* start GIVEN ENTRIES *
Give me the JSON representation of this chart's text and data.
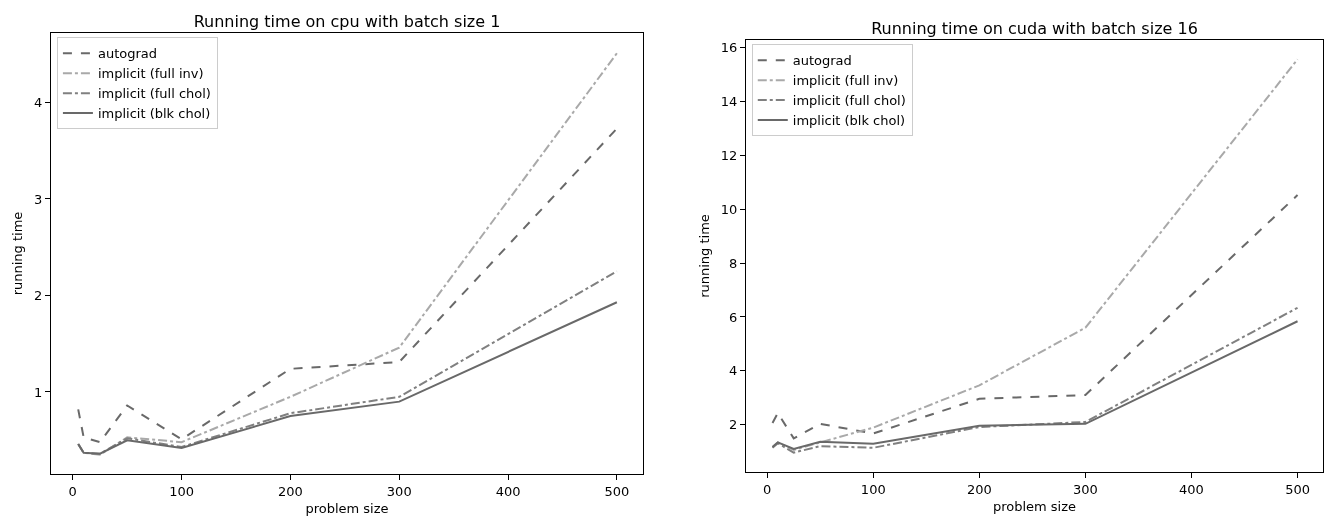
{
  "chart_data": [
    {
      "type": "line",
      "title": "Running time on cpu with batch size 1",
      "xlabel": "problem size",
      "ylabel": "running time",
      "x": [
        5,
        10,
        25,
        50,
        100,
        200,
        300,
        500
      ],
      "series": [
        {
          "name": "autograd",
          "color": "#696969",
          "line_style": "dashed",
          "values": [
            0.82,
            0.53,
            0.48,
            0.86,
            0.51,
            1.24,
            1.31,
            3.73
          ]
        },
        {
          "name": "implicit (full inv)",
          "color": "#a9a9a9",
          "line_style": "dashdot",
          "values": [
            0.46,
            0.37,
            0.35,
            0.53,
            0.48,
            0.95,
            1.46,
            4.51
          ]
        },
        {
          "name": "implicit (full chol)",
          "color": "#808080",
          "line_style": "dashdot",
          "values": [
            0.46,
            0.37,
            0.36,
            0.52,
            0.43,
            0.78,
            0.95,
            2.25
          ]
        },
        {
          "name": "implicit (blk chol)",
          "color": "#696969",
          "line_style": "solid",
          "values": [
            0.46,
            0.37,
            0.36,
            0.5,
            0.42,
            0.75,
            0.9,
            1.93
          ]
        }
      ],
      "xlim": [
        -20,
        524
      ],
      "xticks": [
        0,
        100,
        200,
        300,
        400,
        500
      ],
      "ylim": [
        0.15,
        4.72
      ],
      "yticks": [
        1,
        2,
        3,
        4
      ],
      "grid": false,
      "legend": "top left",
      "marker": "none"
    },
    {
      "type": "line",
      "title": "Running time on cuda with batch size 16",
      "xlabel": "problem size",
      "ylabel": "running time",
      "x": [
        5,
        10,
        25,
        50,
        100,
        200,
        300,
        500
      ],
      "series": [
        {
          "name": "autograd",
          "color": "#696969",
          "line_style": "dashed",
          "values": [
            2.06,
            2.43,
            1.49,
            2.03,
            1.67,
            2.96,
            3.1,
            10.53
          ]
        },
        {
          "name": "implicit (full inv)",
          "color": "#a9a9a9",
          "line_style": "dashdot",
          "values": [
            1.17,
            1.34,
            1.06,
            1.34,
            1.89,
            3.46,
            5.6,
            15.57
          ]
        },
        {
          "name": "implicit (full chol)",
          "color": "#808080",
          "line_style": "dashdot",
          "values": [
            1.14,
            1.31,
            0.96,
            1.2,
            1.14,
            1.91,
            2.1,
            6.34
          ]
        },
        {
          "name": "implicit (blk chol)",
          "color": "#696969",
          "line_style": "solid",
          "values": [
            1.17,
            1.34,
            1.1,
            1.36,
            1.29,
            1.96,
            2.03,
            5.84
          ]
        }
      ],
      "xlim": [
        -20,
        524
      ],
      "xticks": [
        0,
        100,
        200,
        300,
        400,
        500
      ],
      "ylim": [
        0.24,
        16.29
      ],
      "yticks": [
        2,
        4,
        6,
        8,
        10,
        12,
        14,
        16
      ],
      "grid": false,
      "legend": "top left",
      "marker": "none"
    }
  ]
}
* end GIVEN ENTRIES *
## [OBJECTIVE]
Reproduce every entry word for word, but omit the pictures.

## [ANSWER TO THE TASK]
Give me the JSON representation of this chart's text and data.
{
  "chart_data": [
    {
      "type": "line",
      "title": "Running time on cpu with batch size 1",
      "xlabel": "problem size",
      "ylabel": "running time",
      "x": [
        5,
        10,
        25,
        50,
        100,
        200,
        300,
        500
      ],
      "series": [
        {
          "name": "autograd",
          "color": "#696969",
          "line_style": "dashed",
          "values": [
            0.82,
            0.53,
            0.48,
            0.86,
            0.51,
            1.24,
            1.31,
            3.73
          ]
        },
        {
          "name": "implicit (full inv)",
          "color": "#a9a9a9",
          "line_style": "dashdot",
          "values": [
            0.46,
            0.37,
            0.35,
            0.53,
            0.48,
            0.95,
            1.46,
            4.51
          ]
        },
        {
          "name": "implicit (full chol)",
          "color": "#808080",
          "line_style": "dashdot",
          "values": [
            0.46,
            0.37,
            0.36,
            0.52,
            0.43,
            0.78,
            0.95,
            2.25
          ]
        },
        {
          "name": "implicit (blk chol)",
          "color": "#696969",
          "line_style": "solid",
          "values": [
            0.46,
            0.37,
            0.36,
            0.5,
            0.42,
            0.75,
            0.9,
            1.93
          ]
        }
      ],
      "xlim": [
        -20,
        524
      ],
      "xticks": [
        0,
        100,
        200,
        300,
        400,
        500
      ],
      "ylim": [
        0.15,
        4.72
      ],
      "yticks": [
        1,
        2,
        3,
        4
      ],
      "grid": false,
      "legend": "top left",
      "marker": "none"
    },
    {
      "type": "line",
      "title": "Running time on cuda with batch size 16",
      "xlabel": "problem size",
      "ylabel": "running time",
      "x": [
        5,
        10,
        25,
        50,
        100,
        200,
        300,
        500
      ],
      "series": [
        {
          "name": "autograd",
          "color": "#696969",
          "line_style": "dashed",
          "values": [
            2.06,
            2.43,
            1.49,
            2.03,
            1.67,
            2.96,
            3.1,
            10.53
          ]
        },
        {
          "name": "implicit (full inv)",
          "color": "#a9a9a9",
          "line_style": "dashdot",
          "values": [
            1.17,
            1.34,
            1.06,
            1.34,
            1.89,
            3.46,
            5.6,
            15.57
          ]
        },
        {
          "name": "implicit (full chol)",
          "color": "#808080",
          "line_style": "dashdot",
          "values": [
            1.14,
            1.31,
            0.96,
            1.2,
            1.14,
            1.91,
            2.1,
            6.34
          ]
        },
        {
          "name": "implicit (blk chol)",
          "color": "#696969",
          "line_style": "solid",
          "values": [
            1.17,
            1.34,
            1.1,
            1.36,
            1.29,
            1.96,
            2.03,
            5.84
          ]
        }
      ],
      "xlim": [
        -20,
        524
      ],
      "xticks": [
        0,
        100,
        200,
        300,
        400,
        500
      ],
      "ylim": [
        0.24,
        16.29
      ],
      "yticks": [
        2,
        4,
        6,
        8,
        10,
        12,
        14,
        16
      ],
      "grid": false,
      "legend": "top left",
      "marker": "none"
    }
  ]
}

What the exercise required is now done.